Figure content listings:
■ ■ ■ ■ ■ ■ ■

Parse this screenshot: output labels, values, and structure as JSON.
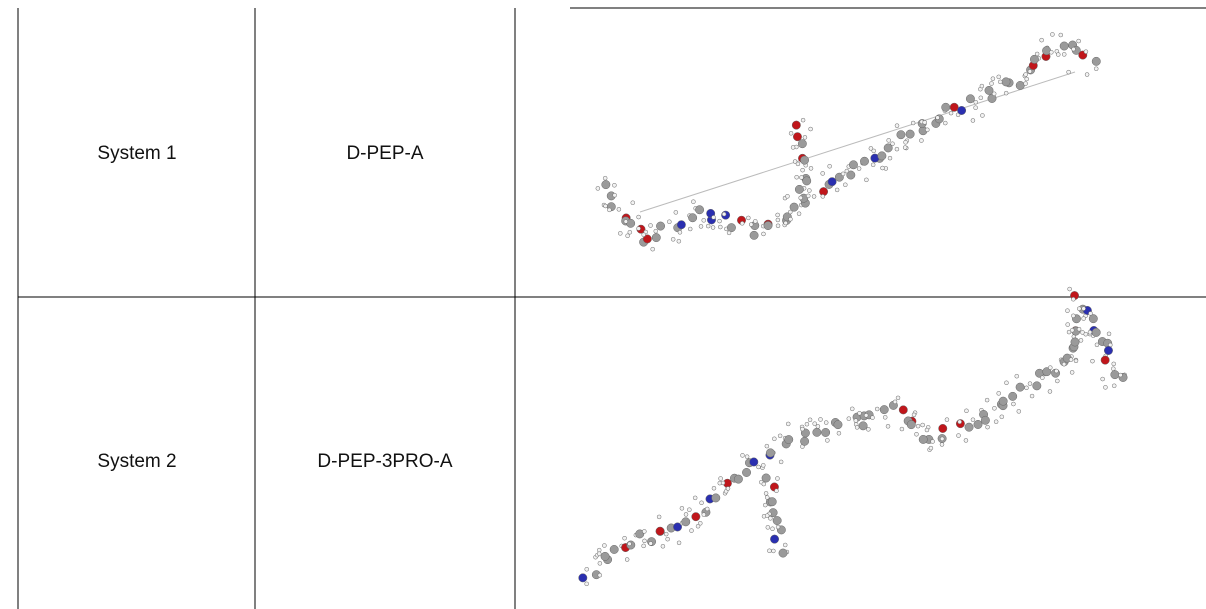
{
  "table": {
    "rows": [
      [
        "System 1",
        "D-PEP-A"
      ],
      [
        "System 2",
        "D-PEP-3PRO-A"
      ]
    ]
  }
}
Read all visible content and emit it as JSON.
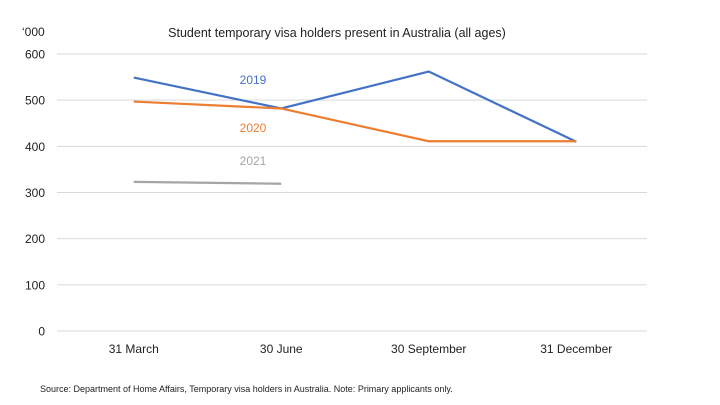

■ ■ ■ ■ ■ ■ ■

## Task objective
All of the material above needs to be restated exactly, with no pictures.

## Solution for this problem
Parse this screenshot: output labels, values, and structure as JSON.
{
  "table": {
    "rows": [
      [
        "System 1",
        "D-PEP-A"
      ],
      [
        "System 2",
        "D-PEP-3PRO-A"
      ]
    ]
  }
}
Read all visible content and emit it as JSON.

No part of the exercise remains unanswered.